| GOAL OF THE EXERCISE |
Rewrite the rows from the start of the rows through the line containing "y-tick-label: 15.0 bbox=[140, 583, 175, 603]", inclusive, replacing "legend-label" with "series-label" and keeping everything else unchanged. Return only those lines.

═════ INFORMATION PROVIDED ═════

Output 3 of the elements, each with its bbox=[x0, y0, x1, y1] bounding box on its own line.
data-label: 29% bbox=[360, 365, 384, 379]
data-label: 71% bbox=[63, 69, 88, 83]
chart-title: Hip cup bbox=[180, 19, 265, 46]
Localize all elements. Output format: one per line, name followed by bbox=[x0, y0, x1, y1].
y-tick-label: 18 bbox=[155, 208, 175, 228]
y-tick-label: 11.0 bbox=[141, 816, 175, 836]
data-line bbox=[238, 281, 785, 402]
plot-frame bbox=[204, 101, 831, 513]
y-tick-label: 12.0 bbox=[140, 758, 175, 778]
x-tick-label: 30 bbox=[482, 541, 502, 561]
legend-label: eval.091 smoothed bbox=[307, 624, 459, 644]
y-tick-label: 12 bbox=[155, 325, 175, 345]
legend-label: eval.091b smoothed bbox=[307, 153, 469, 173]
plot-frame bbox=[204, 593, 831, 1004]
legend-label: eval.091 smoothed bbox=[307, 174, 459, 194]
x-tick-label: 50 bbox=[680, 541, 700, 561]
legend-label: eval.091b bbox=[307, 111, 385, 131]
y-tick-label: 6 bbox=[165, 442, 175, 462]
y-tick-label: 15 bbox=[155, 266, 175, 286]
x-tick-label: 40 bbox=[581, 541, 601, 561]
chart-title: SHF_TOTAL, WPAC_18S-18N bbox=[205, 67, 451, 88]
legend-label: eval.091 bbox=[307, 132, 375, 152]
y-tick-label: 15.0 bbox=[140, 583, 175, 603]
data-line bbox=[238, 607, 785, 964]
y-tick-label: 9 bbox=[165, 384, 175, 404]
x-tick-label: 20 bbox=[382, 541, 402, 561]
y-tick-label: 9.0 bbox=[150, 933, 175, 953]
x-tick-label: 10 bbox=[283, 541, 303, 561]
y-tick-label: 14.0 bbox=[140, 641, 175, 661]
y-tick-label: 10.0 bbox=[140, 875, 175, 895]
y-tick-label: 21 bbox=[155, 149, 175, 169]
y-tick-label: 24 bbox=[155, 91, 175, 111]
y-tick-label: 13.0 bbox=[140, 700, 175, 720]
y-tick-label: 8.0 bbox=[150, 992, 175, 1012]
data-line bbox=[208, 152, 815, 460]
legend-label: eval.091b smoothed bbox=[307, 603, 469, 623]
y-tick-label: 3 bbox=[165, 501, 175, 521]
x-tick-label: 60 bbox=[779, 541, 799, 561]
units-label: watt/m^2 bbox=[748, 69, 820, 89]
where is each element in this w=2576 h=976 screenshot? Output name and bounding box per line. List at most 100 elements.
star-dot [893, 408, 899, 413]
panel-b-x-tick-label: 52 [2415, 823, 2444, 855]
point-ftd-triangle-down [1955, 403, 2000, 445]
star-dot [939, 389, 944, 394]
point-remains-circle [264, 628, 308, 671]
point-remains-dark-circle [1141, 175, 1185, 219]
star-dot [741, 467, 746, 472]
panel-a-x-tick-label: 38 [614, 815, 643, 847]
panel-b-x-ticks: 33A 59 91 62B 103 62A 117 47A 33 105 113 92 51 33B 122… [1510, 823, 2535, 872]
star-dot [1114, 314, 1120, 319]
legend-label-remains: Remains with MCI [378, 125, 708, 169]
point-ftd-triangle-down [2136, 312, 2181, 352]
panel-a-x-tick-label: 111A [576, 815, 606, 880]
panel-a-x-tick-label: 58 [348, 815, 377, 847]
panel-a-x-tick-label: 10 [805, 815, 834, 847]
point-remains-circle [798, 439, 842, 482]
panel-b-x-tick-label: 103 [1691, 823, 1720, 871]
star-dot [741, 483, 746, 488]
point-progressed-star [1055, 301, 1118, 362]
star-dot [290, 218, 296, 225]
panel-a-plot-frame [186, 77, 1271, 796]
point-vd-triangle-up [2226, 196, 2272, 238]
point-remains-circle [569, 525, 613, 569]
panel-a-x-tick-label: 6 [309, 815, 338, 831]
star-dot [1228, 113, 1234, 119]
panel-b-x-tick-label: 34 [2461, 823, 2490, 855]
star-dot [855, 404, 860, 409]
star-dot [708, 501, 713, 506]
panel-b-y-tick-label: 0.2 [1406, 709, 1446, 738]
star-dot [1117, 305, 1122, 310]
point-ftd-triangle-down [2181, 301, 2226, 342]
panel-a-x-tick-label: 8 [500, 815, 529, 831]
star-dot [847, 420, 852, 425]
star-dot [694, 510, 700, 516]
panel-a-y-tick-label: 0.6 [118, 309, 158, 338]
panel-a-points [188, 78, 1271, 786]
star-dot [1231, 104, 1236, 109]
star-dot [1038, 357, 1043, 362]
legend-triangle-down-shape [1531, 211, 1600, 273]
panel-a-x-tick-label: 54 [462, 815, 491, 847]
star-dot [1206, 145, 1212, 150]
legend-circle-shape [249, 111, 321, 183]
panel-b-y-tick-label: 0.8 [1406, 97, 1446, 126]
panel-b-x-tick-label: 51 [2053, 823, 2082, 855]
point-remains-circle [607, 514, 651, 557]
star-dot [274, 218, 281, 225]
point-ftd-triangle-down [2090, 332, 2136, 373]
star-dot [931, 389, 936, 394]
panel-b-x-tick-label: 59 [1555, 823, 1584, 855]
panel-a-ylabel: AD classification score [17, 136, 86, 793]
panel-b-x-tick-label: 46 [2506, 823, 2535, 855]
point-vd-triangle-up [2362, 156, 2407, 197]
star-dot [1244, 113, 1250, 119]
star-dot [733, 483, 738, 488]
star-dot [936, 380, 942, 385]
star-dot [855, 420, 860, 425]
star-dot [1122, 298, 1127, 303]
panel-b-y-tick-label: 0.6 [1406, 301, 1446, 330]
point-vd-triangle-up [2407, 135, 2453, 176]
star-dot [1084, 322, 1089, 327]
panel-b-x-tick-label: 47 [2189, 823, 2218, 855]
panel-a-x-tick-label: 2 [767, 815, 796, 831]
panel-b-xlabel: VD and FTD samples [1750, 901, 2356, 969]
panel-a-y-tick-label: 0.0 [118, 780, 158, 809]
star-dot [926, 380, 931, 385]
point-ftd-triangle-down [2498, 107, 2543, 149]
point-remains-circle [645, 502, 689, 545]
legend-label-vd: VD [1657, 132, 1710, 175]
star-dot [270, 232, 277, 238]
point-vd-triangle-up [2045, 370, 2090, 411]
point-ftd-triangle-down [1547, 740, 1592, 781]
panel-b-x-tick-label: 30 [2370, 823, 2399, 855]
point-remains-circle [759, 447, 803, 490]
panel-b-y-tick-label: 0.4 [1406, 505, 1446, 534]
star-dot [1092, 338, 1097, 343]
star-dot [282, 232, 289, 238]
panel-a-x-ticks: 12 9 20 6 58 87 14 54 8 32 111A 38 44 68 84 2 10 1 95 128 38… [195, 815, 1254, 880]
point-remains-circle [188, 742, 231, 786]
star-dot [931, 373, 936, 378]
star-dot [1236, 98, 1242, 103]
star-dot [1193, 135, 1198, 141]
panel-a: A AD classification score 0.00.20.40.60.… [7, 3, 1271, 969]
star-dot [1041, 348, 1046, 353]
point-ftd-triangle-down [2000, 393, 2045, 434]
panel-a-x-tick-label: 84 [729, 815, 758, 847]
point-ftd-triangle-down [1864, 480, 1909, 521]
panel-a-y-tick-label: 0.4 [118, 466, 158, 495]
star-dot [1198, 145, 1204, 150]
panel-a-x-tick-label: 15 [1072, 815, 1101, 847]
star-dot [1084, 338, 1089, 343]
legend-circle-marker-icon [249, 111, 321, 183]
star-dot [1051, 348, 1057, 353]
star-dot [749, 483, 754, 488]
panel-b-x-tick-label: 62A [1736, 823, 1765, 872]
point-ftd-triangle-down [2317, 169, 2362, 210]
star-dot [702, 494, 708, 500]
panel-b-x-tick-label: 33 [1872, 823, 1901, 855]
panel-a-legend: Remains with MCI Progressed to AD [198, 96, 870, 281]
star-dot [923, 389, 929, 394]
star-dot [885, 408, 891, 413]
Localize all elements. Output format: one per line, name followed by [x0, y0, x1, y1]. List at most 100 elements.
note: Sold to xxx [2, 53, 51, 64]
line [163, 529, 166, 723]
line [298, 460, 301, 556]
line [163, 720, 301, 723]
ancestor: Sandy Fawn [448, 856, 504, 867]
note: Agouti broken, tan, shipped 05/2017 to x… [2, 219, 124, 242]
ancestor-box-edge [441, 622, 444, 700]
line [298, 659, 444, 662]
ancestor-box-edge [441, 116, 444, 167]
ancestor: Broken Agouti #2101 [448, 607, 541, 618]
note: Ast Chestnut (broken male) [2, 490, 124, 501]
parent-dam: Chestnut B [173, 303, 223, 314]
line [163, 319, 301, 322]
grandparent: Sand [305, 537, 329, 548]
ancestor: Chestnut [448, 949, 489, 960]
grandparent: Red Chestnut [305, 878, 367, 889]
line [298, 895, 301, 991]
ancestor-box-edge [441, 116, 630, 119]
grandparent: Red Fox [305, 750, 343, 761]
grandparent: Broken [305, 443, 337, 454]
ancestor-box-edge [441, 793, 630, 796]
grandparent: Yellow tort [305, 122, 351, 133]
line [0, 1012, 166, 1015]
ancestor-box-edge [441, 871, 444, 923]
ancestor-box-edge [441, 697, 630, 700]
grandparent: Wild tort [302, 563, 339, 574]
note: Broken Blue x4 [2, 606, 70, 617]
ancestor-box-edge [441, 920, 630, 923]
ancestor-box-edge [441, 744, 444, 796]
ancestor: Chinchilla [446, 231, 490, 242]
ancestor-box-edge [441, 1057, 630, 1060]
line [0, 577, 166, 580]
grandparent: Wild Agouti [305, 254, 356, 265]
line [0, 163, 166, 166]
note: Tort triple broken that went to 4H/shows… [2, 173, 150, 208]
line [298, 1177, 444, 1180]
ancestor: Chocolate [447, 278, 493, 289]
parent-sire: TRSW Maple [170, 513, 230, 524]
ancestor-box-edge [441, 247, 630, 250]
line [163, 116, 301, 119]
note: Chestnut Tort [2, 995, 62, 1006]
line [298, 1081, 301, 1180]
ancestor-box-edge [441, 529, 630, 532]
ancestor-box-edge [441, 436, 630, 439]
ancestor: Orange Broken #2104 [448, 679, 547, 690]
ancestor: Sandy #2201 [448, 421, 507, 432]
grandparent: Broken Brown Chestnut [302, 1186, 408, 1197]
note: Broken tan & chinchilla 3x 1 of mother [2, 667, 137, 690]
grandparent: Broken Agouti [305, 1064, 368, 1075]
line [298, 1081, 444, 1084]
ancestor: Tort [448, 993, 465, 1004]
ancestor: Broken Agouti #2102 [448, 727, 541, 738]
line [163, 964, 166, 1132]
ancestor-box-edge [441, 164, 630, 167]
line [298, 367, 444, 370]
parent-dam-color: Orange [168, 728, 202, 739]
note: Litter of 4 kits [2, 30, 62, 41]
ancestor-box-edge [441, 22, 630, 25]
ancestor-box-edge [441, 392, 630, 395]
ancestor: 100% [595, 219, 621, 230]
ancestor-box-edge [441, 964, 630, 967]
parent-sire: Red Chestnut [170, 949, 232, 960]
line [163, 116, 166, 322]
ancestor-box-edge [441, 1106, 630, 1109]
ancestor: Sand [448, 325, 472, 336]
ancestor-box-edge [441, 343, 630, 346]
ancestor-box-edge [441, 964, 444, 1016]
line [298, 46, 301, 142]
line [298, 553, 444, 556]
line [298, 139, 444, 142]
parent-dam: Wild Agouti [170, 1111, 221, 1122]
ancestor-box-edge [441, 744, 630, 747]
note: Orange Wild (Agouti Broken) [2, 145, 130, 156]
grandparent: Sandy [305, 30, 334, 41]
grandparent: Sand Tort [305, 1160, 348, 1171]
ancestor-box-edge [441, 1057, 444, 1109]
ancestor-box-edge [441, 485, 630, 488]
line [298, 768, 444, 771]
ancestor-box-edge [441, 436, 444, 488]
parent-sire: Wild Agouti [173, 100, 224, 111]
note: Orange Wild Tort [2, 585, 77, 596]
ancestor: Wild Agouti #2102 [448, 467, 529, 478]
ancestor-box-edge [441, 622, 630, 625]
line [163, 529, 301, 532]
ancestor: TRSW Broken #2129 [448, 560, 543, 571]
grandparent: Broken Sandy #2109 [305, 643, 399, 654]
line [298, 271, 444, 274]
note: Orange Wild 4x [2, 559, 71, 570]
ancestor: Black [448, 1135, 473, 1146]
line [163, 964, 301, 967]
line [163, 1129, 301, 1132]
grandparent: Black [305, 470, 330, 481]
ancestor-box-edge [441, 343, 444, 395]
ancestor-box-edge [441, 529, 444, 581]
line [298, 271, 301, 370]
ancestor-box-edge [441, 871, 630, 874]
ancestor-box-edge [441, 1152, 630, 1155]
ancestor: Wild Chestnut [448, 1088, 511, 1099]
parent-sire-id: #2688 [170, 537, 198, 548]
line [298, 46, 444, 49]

═════

| WRITTEN SOLUTION |
Output 3 of the elements, each with its bbox=[x0, y0, x1, y1] bounding box on its own line.
data-label: 29% bbox=[360, 365, 384, 379]
data-label: 71% bbox=[63, 69, 88, 83]
chart-title: Hip cup bbox=[180, 19, 265, 46]
Localize all elements. Output format: one per line, name followed by bbox=[x0, y0, x1, y1].
y-tick-label: 18 bbox=[155, 208, 175, 228]
y-tick-label: 11.0 bbox=[141, 816, 175, 836]
data-line bbox=[238, 281, 785, 402]
plot-frame bbox=[204, 101, 831, 513]
y-tick-label: 12.0 bbox=[140, 758, 175, 778]
x-tick-label: 30 bbox=[482, 541, 502, 561]
series-label: eval.091 smoothed bbox=[307, 624, 459, 644]
y-tick-label: 12 bbox=[155, 325, 175, 345]
series-label: eval.091b smoothed bbox=[307, 153, 469, 173]
plot-frame bbox=[204, 593, 831, 1004]
series-label: eval.091 smoothed bbox=[307, 174, 459, 194]
x-tick-label: 50 bbox=[680, 541, 700, 561]
series-label: eval.091b bbox=[307, 111, 385, 131]
y-tick-label: 6 bbox=[165, 442, 175, 462]
y-tick-label: 15 bbox=[155, 266, 175, 286]
x-tick-label: 40 bbox=[581, 541, 601, 561]
chart-title: SHF_TOTAL, WPAC_18S-18N bbox=[205, 67, 451, 88]
series-label: eval.091 bbox=[307, 132, 375, 152]
y-tick-label: 15.0 bbox=[140, 583, 175, 603]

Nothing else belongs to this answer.